# Exercise:
Set down the material below in full, matching it exactly.

Records contained in a dataset:
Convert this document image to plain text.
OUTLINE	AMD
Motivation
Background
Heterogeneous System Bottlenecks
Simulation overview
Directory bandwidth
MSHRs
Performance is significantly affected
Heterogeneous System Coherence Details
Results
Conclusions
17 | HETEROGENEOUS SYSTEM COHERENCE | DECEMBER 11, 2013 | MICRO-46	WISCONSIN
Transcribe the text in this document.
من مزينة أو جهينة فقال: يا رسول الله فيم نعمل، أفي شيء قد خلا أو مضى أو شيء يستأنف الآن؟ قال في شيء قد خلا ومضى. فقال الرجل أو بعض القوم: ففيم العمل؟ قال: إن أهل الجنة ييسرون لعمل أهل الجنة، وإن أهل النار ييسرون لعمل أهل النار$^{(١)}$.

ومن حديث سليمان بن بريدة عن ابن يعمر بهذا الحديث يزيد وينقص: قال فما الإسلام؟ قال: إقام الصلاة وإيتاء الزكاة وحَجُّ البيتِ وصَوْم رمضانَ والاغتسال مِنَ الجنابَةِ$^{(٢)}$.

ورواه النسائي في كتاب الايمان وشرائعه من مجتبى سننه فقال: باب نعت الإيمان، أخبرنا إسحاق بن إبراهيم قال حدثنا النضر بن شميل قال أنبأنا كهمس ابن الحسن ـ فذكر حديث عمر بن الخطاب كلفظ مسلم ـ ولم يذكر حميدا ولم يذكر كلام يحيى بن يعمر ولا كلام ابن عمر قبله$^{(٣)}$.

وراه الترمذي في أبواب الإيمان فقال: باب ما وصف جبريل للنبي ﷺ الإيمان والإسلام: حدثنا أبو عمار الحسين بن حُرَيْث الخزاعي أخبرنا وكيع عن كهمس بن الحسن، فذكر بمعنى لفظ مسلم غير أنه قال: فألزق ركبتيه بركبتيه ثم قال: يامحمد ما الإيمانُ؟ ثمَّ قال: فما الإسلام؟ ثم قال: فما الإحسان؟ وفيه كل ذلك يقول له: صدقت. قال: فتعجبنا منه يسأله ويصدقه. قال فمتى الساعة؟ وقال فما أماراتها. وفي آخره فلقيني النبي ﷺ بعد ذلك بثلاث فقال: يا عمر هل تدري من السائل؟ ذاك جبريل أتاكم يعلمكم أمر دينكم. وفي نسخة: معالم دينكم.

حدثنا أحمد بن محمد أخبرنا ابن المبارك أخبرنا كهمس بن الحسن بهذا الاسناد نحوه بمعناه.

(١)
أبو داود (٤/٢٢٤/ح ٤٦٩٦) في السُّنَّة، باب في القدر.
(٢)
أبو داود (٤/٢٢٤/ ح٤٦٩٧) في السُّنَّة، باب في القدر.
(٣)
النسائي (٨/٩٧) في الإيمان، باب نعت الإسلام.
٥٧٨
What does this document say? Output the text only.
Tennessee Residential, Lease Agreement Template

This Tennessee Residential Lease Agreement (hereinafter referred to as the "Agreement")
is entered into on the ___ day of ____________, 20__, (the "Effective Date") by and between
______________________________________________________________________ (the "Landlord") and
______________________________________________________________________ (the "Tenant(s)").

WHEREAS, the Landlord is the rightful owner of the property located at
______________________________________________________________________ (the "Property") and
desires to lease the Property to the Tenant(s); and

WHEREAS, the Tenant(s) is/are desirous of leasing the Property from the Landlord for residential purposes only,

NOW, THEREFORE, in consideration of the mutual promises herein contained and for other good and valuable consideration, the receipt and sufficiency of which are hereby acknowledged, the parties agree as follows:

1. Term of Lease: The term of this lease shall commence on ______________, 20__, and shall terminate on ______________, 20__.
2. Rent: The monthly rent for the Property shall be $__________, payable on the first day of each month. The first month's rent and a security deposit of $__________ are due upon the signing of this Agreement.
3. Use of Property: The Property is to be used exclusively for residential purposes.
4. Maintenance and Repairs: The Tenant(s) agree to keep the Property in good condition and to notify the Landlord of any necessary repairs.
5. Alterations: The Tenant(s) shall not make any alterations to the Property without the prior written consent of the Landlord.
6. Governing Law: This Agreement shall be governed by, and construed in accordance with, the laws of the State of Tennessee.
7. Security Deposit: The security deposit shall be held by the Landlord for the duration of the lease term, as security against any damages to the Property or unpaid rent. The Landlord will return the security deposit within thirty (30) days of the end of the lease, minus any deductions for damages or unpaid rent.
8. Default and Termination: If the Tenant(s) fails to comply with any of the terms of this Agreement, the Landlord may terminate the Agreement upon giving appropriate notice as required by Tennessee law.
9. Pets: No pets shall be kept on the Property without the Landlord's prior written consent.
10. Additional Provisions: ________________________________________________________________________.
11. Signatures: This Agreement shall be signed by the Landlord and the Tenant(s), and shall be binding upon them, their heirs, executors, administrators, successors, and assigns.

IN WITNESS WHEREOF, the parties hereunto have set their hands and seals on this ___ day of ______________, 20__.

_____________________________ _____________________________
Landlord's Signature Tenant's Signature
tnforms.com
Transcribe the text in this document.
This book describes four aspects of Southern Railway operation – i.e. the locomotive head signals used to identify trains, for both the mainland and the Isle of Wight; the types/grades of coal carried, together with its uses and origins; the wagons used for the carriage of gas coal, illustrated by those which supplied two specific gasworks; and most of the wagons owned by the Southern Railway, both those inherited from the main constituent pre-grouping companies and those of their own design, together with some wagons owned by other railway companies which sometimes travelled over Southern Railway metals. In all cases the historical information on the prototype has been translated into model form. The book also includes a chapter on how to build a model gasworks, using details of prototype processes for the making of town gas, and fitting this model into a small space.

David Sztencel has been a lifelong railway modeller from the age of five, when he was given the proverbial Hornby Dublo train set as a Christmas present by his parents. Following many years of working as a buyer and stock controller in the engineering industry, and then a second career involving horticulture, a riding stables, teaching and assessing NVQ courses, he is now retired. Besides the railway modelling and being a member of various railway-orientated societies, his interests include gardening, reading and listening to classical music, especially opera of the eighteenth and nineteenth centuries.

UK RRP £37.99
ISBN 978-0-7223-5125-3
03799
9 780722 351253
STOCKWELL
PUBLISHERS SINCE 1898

# Result of this exercise:
Convert this document image to plain text.
OUTLINE	AMD
Motivation
Background
Heterogeneous System Bottlenecks
Simulation overview
Directory bandwidth
MSHRs
Performance is significantly affected
Heterogeneous System Coherence Details
Results
Conclusions
17 | HETEROGENEOUS SYSTEM COHERENCE | DECEMBER 11, 2013 | MICRO-46	WISCONSIN
Transcribe the text in this document.
من مزينة أو جهينة فقال: يا رسول الله فيم نعمل، أفي شيء قد خلا أو مضى أو شيء يستأنف الآن؟ قال في شيء قد خلا ومضى. فقال الرجل أو بعض القوم: ففيم العمل؟ قال: إن أهل الجنة ييسرون لعمل أهل الجنة، وإن أهل النار ييسرون لعمل أهل النار$^{(١)}$.

ومن حديث سليمان بن بريدة عن ابن يعمر بهذا الحديث يزيد وينقص: قال فما الإسلام؟ قال: إقام الصلاة وإيتاء الزكاة وحَجُّ البيتِ وصَوْم رمضانَ والاغتسال مِنَ الجنابَةِ$^{(٢)}$.

ورواه النسائي في كتاب الايمان وشرائعه من مجتبى سننه فقال: باب نعت الإيمان، أخبرنا إسحاق بن إبراهيم قال حدثنا النضر بن شميل قال أنبأنا كهمس ابن الحسن ـ فذكر حديث عمر بن الخطاب كلفظ مسلم ـ ولم يذكر حميدا ولم يذكر كلام يحيى بن يعمر ولا كلام ابن عمر قبله$^{(٣)}$.

وراه الترمذي في أبواب الإيمان فقال: باب ما وصف جبريل للنبي ﷺ الإيمان والإسلام: حدثنا أبو عمار الحسين بن حُرَيْث الخزاعي أخبرنا وكيع عن كهمس بن الحسن، فذكر بمعنى لفظ مسلم غير أنه قال: فألزق ركبتيه بركبتيه ثم قال: يامحمد ما الإيمانُ؟ ثمَّ قال: فما الإسلام؟ ثم قال: فما الإحسان؟ وفيه كل ذلك يقول له: صدقت. قال: فتعجبنا منه يسأله ويصدقه. قال فمتى الساعة؟ وقال فما أماراتها. وفي آخره فلقيني النبي ﷺ بعد ذلك بثلاث فقال: يا عمر هل تدري من السائل؟ ذاك جبريل أتاكم يعلمكم أمر دينكم. وفي نسخة: معالم دينكم.

حدثنا أحمد بن محمد أخبرنا ابن المبارك أخبرنا كهمس بن الحسن بهذا الاسناد نحوه بمعناه.

(١)
أبو داود (٤/٢٢٤/ح ٤٦٩٦) في السُّنَّة، باب في القدر.
(٢)
أبو داود (٤/٢٢٤/ ح٤٦٩٧) في السُّنَّة، باب في القدر.
(٣)
النسائي (٨/٩٧) في الإيمان، باب نعت الإسلام.
٥٧٨
What does this document say? Output the text only.
Tennessee Residential, Lease Agreement Template

This Tennessee Residential Lease Agreement (hereinafter referred to as the "Agreement")
is entered into on the ___ day of ____________, 20__, (the "Effective Date") by and between
______________________________________________________________________ (the "Landlord") and
______________________________________________________________________ (the "Tenant(s)").

WHEREAS, the Landlord is the rightful owner of the property located at
______________________________________________________________________ (the "Property") and
desires to lease the Property to the Tenant(s); and

WHEREAS, the Tenant(s) is/are desirous of leasing the Property from the Landlord for residential purposes only,

NOW, THEREFORE, in consideration of the mutual promises herein contained and for other good and valuable consideration, the receipt and sufficiency of which are hereby acknowledged, the parties agree as follows:

1. Term of Lease: The term of this lease shall commence on ______________, 20__, and shall terminate on ______________, 20__.
2. Rent: The monthly rent for the Property shall be $__________, payable on the first day of each month. The first month's rent and a security deposit of $__________ are due upon the signing of this Agreement.
3. Use of Property: The Property is to be used exclusively for residential purposes.
4. Maintenance and Repairs: The Tenant(s) agree to keep the Property in good condition and to notify the Landlord of any necessary repairs.
5. Alterations: The Tenant(s) shall not make any alterations to the Property without the prior written consent of the Landlord.
6. Governing Law: This Agreement shall be governed by, and construed in accordance with, the laws of the State of Tennessee.
7. Security Deposit: The security deposit shall be held by the Landlord for the duration of the lease term, as security against any damages to the Property or unpaid rent. The Landlord will return the security deposit within thirty (30) days of the end of the lease, minus any deductions for damages or unpaid rent.
8. Default and Termination: If the Tenant(s) fails to comply with any of the terms of this Agreement, the Landlord may terminate the Agreement upon giving appropriate notice as required by Tennessee law.
9. Pets: No pets shall be kept on the Property without the Landlord's prior written consent.
10. Additional Provisions: ________________________________________________________________________.
11. Signatures: This Agreement shall be signed by the Landlord and the Tenant(s), and shall be binding upon them, their heirs, executors, administrators, successors, and assigns.

IN WITNESS WHEREOF, the parties hereunto have set their hands and seals on this ___ day of ______________, 20__.

_____________________________ _____________________________
Landlord's Signature Tenant's Signature
tnforms.com
Transcribe the text in this document.
This book describes four aspects of Southern Railway operation – i.e. the locomotive head signals used to identify trains, for both the mainland and the Isle of Wight; the types/grades of coal carried, together with its uses and origins; the wagons used for the carriage of gas coal, illustrated by those which supplied two specific gasworks; and most of the wagons owned by the Southern Railway, both those inherited from the main constituent pre-grouping companies and those of their own design, together with some wagons owned by other railway companies which sometimes travelled over Southern Railway metals. In all cases the historical information on the prototype has been translated into model form. The book also includes a chapter on how to build a model gasworks, using details of prototype processes for the making of town gas, and fitting this model into a small space.

David Sztencel has been a lifelong railway modeller from the age of five, when he was given the proverbial Hornby Dublo train set as a Christmas present by his parents. Following many years of working as a buyer and stock controller in the engineering industry, and then a second career involving horticulture, a riding stables, teaching and assessing NVQ courses, he is now retired. Besides the railway modelling and being a member of various railway-orientated societies, his interests include gardening, reading and listening to classical music, especially opera of the eighteenth and nineteenth centuries.

UK RRP £37.99
ISBN 978-0-7223-5125-3
03799
9 780722 351253
STOCKWELL
PUBLISHERS SINCE 1898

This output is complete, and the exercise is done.